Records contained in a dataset
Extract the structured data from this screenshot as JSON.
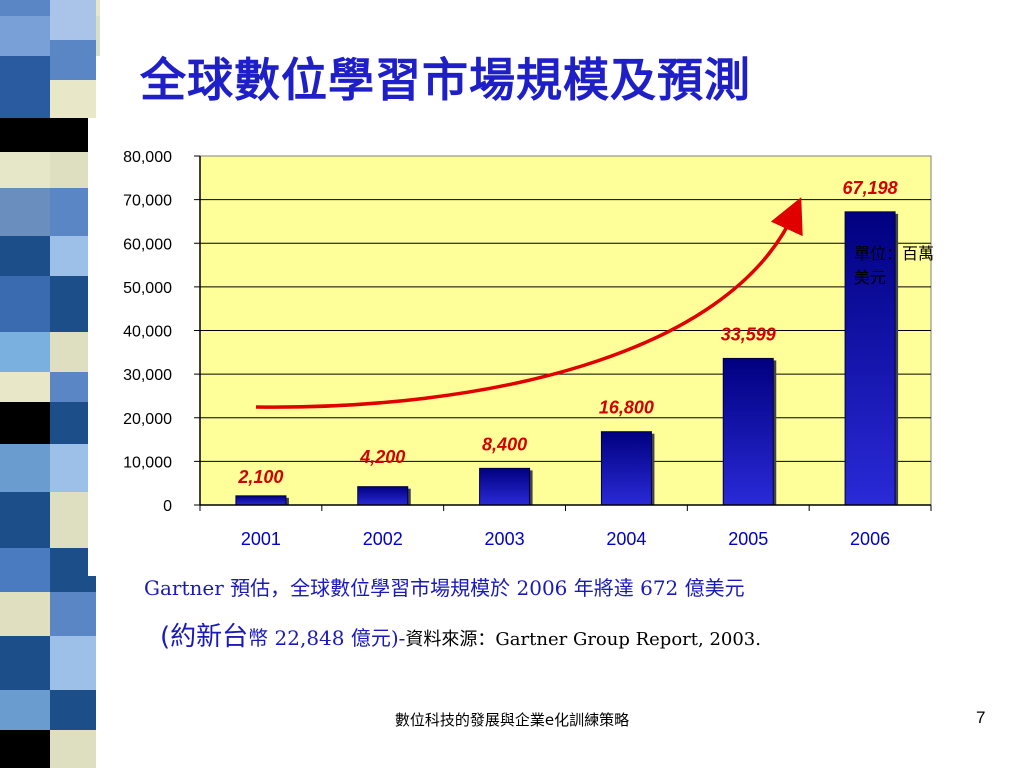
{
  "slide": {
    "title": "全球數位學習市場規模及預測",
    "unit_note": "單位：百萬美元",
    "caption": {
      "line1": "Gartner 預估，全球數位學習市場規模於 2006 年將達 672 億美元",
      "line2_part1": "(約新台",
      "line2_part2": "幣 22,848 億元)-",
      "line2_source": "資料來源：Gartner Group Report, 2003."
    },
    "footer": "數位科技的發展與企業e化訓練策略",
    "page_number": "7"
  },
  "colors": {
    "title": "#1f1fc8",
    "plot_bg": "#ffff99",
    "bar_dark": "#000080",
    "bar_light": "#2a2ad8",
    "value_label": "#d40000",
    "category_label": "#0000cc",
    "trend_arrow": "#e00000"
  },
  "chart_data": {
    "type": "bar",
    "categories": [
      "2001",
      "2002",
      "2003",
      "2004",
      "2005",
      "2006"
    ],
    "values": [
      2100,
      4200,
      8400,
      16800,
      33599,
      67198
    ],
    "data_labels": [
      "2,100",
      "4,200",
      "8,400",
      "16,800",
      "33,599",
      "67,198"
    ],
    "ylim": [
      0,
      80000
    ],
    "yticks": [
      "0",
      "10,000",
      "20,000",
      "30,000",
      "40,000",
      "50,000",
      "60,000",
      "70,000",
      "80,000"
    ],
    "grid": true,
    "legend": "none",
    "annotation": "red upward trend arrow"
  }
}
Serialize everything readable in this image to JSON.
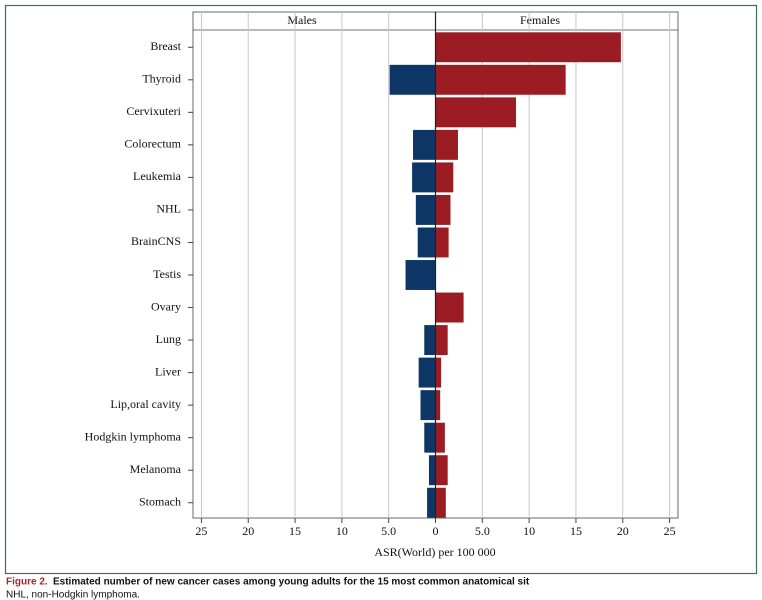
{
  "chart_data": {
    "type": "butterfly",
    "categories": [
      "Breast",
      "Thyroid",
      "Cervixuteri",
      "Colorectum",
      "Leukemia",
      "NHL",
      "BrainCNS",
      "Testis",
      "Ovary",
      "Lung",
      "Liver",
      "Lip,oral cavity",
      "Hodgkin lymphoma",
      "Melanoma",
      "Stomach"
    ],
    "series": [
      {
        "name": "Males",
        "color": "#0d3566",
        "values": [
          0,
          -4.9,
          0,
          -2.4,
          -2.5,
          -2.1,
          -1.9,
          -3.2,
          0,
          -1.2,
          -1.8,
          -1.6,
          -1.2,
          -0.7,
          -0.9
        ]
      },
      {
        "name": "Females",
        "color": "#9b1c22",
        "values": [
          19.8,
          13.9,
          8.6,
          2.4,
          1.9,
          1.6,
          1.4,
          0,
          3.0,
          1.3,
          0.6,
          0.5,
          1.0,
          1.3,
          1.1
        ]
      }
    ],
    "x_label": "ASR(World) per 100 000",
    "xlim": [
      -25.9,
      25.9
    ],
    "xticks": [
      {
        "value": -25,
        "label": "25"
      },
      {
        "value": -20,
        "label": "20"
      },
      {
        "value": -15,
        "label": "15"
      },
      {
        "value": -10,
        "label": "10"
      },
      {
        "value": -5,
        "label": "5.0"
      },
      0,
      {
        "value": 5,
        "label": "5.0"
      },
      10,
      15,
      20,
      25
    ],
    "grid": true,
    "caption_label": "Figure 2.",
    "caption": "Estimated number of new cancer cases among young adults for the 15 most common anatomical sit",
    "footnote": "NHL, non-Hodgkin lymphoma."
  }
}
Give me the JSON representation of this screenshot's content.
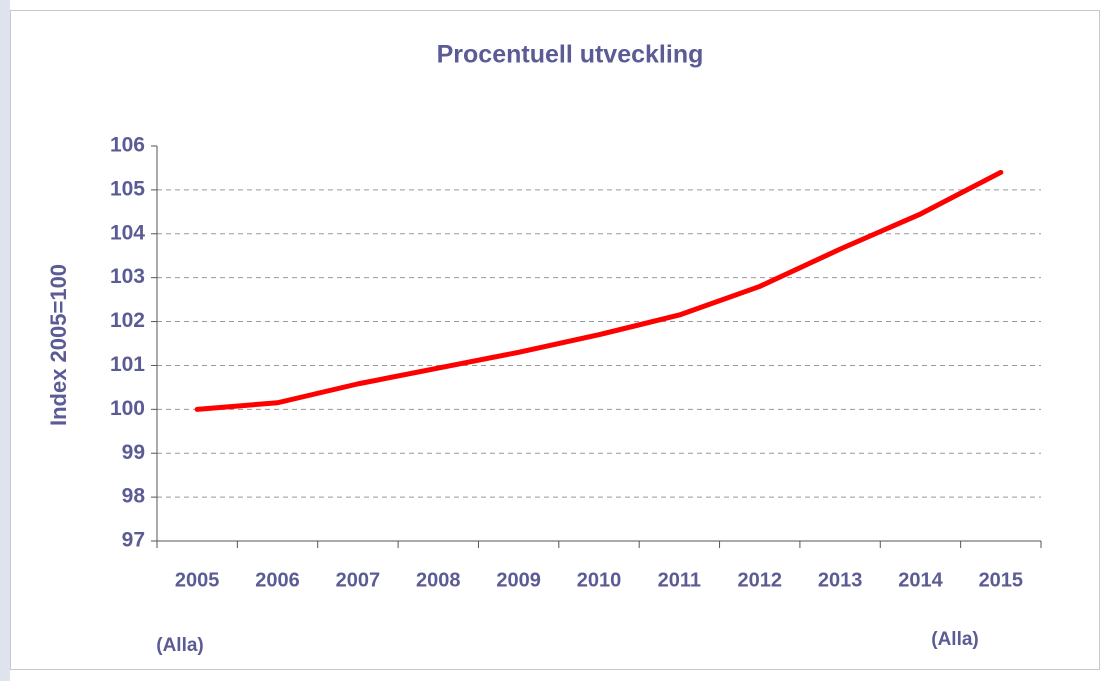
{
  "chart_data": {
    "type": "line",
    "title": "Procentuell utveckling",
    "y_label": "Index 2005=100",
    "categories": [
      "2005",
      "2006",
      "2007",
      "2008",
      "2009",
      "2010",
      "2011",
      "2012",
      "2013",
      "2014",
      "2015"
    ],
    "series": [
      {
        "name": "Index",
        "color": "#ff0000",
        "values": [
          100,
          100.15,
          100.58,
          100.94,
          101.3,
          101.7,
          102.15,
          102.8,
          103.65,
          104.45,
          105.4
        ]
      }
    ],
    "ylim": [
      97,
      106
    ],
    "yticks": [
      97,
      98,
      99,
      100,
      101,
      102,
      103,
      104,
      105,
      106
    ],
    "grid": true,
    "annotations": [
      "(Alla)",
      "(Alla)"
    ]
  }
}
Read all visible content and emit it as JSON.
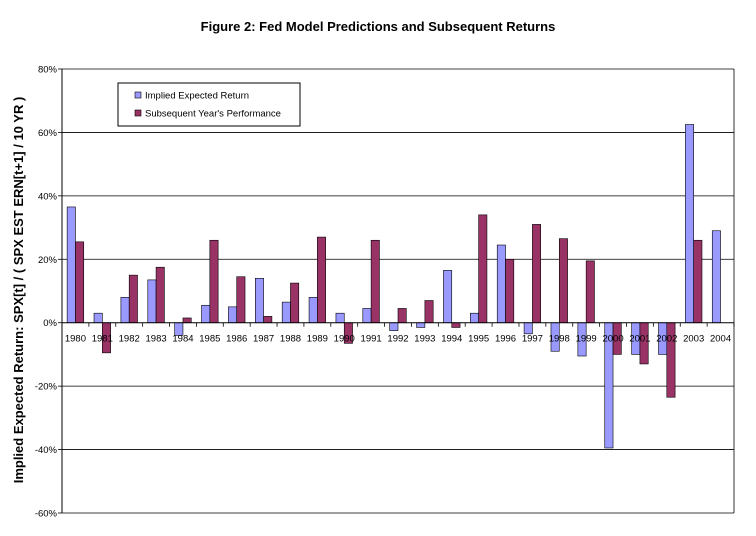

--- Task details ---
Copy the listing in full and without alteration, omitting every picture.

--- Reply to the exercise ---
Extract the structured data from this screenshot as JSON.
{
  "slide": {
    "title": "全球數位學習市場規模及預測",
    "unit_note": "單位：百萬美元",
    "caption": {
      "line1": "Gartner 預估，全球數位學習市場規模於 2006 年將達 672 億美元",
      "line2_part1": "(約新台",
      "line2_part2": "幣 22,848 億元)-",
      "line2_source": "資料來源：Gartner Group Report, 2003."
    },
    "footer": "數位科技的發展與企業e化訓練策略",
    "page_number": "7"
  },
  "colors": {
    "title": "#1f1fc8",
    "plot_bg": "#ffff99",
    "bar_dark": "#000080",
    "bar_light": "#2a2ad8",
    "value_label": "#d40000",
    "category_label": "#0000cc",
    "trend_arrow": "#e00000"
  },
  "chart_data": {
    "type": "bar",
    "categories": [
      "2001",
      "2002",
      "2003",
      "2004",
      "2005",
      "2006"
    ],
    "values": [
      2100,
      4200,
      8400,
      16800,
      33599,
      67198
    ],
    "data_labels": [
      "2,100",
      "4,200",
      "8,400",
      "16,800",
      "33,599",
      "67,198"
    ],
    "ylim": [
      0,
      80000
    ],
    "yticks": [
      "0",
      "10,000",
      "20,000",
      "30,000",
      "40,000",
      "50,000",
      "60,000",
      "70,000",
      "80,000"
    ],
    "grid": true,
    "legend": "none",
    "annotation": "red upward trend arrow"
  }
}
Serialize everything readable in this image to JSON.
{
  "chart_data": {
    "type": "butterfly",
    "categories": [
      "Breast",
      "Thyroid",
      "Cervixuteri",
      "Colorectum",
      "Leukemia",
      "NHL",
      "BrainCNS",
      "Testis",
      "Ovary",
      "Lung",
      "Liver",
      "Lip,oral cavity",
      "Hodgkin lymphoma",
      "Melanoma",
      "Stomach"
    ],
    "series": [
      {
        "name": "Males",
        "color": "#0d3566",
        "values": [
          0,
          -4.9,
          0,
          -2.4,
          -2.5,
          -2.1,
          -1.9,
          -3.2,
          0,
          -1.2,
          -1.8,
          -1.6,
          -1.2,
          -0.7,
          -0.9
        ]
      },
      {
        "name": "Females",
        "color": "#9b1c22",
        "values": [
          19.8,
          13.9,
          8.6,
          2.4,
          1.9,
          1.6,
          1.4,
          0,
          3.0,
          1.3,
          0.6,
          0.5,
          1.0,
          1.3,
          1.1
        ]
      }
    ],
    "x_label": "ASR(World) per 100 000",
    "xlim": [
      -25.9,
      25.9
    ],
    "xticks": [
      {
        "value": -25,
        "label": "25"
      },
      {
        "value": -20,
        "label": "20"
      },
      {
        "value": -15,
        "label": "15"
      },
      {
        "value": -10,
        "label": "10"
      },
      {
        "value": -5,
        "label": "5.0"
      },
      0,
      {
        "value": 5,
        "label": "5.0"
      },
      10,
      15,
      20,
      25
    ],
    "grid": true,
    "caption_label": "Figure 2.",
    "caption": "Estimated number of new cancer cases among young adults for the 15 most common anatomical sit",
    "footnote": "NHL, non-Hodgkin lymphoma."
  }
}
Give me the JSON representation of this screenshot's content.
{
  "chart_data": {
    "type": "line",
    "title": "Procentuell utveckling",
    "y_label": "Index 2005=100",
    "categories": [
      "2005",
      "2006",
      "2007",
      "2008",
      "2009",
      "2010",
      "2011",
      "2012",
      "2013",
      "2014",
      "2015"
    ],
    "series": [
      {
        "name": "Index",
        "color": "#ff0000",
        "values": [
          100,
          100.15,
          100.58,
          100.94,
          101.3,
          101.7,
          102.15,
          102.8,
          103.65,
          104.45,
          105.4
        ]
      }
    ],
    "ylim": [
      97,
      106
    ],
    "yticks": [
      97,
      98,
      99,
      100,
      101,
      102,
      103,
      104,
      105,
      106
    ],
    "grid": true,
    "annotations": [
      "(Alla)",
      "(Alla)"
    ]
  }
}
Read all visible content and emit it as JSON.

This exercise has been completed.